## Begin

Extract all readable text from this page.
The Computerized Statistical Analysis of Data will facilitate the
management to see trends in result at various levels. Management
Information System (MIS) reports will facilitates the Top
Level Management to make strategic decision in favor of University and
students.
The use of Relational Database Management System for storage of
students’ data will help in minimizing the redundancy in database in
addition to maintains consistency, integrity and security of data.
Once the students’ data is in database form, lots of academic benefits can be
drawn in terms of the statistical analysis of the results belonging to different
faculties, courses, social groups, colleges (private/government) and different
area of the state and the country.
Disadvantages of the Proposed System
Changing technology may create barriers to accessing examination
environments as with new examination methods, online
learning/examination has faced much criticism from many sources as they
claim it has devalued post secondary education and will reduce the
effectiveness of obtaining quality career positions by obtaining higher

## End
## Begin

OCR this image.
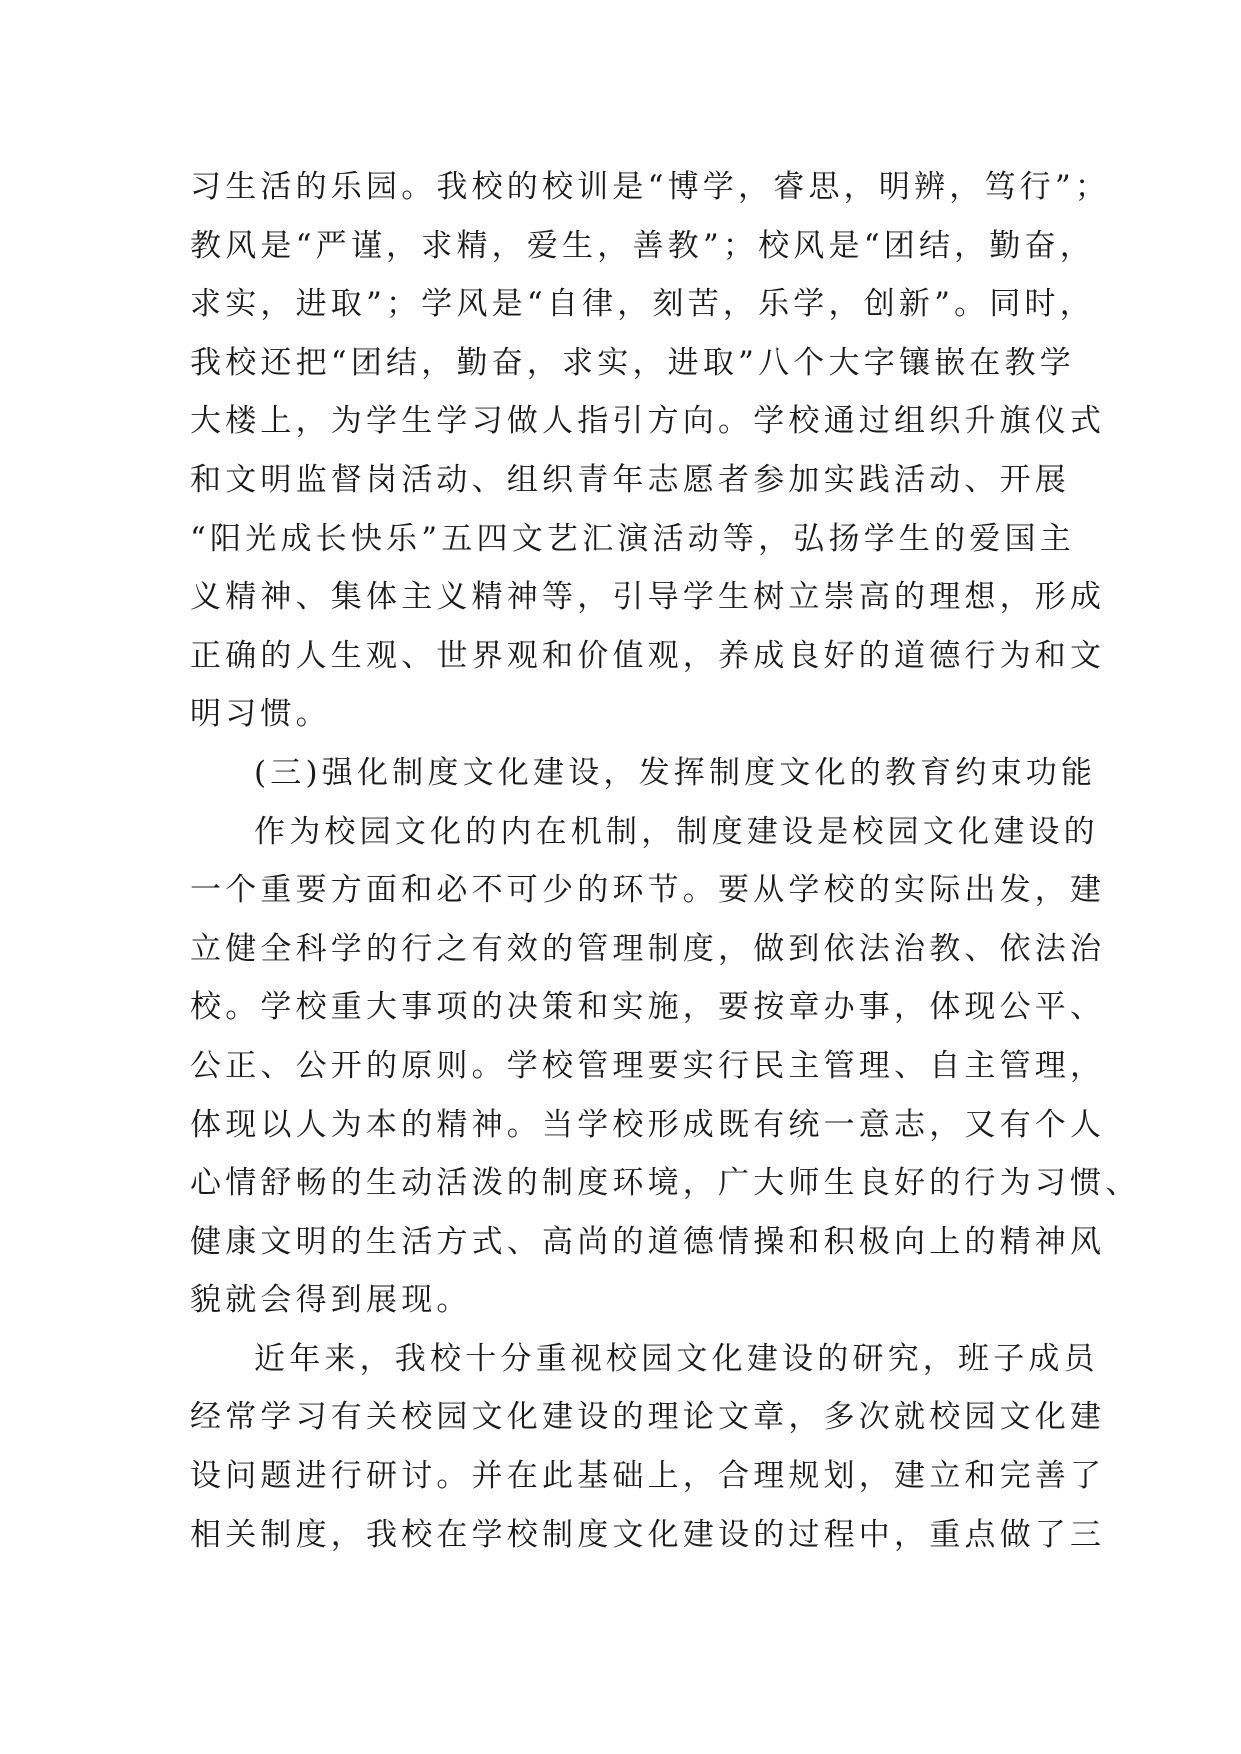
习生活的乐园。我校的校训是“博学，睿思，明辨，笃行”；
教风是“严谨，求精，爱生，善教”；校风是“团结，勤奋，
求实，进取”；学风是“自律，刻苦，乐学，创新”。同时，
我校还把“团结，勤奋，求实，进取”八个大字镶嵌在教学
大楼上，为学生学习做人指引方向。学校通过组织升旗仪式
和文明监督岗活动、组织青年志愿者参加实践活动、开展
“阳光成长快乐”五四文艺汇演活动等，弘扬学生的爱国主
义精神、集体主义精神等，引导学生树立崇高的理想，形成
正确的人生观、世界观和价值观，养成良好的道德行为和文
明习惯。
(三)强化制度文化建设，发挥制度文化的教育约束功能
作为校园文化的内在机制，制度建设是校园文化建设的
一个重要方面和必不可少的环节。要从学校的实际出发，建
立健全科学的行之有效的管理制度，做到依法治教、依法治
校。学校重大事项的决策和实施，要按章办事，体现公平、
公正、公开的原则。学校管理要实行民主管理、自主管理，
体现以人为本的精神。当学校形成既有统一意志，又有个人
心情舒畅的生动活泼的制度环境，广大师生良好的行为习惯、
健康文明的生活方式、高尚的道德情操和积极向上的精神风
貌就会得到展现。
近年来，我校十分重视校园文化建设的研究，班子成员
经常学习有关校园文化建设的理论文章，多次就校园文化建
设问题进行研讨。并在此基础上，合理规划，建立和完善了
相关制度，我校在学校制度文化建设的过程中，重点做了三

## End

Reproduce each line from the records that contains the word "examination".

Changing technology may create barriers to accessing examination
environments as with new examination methods, online
learning/examination has faced much criticism from many sources as they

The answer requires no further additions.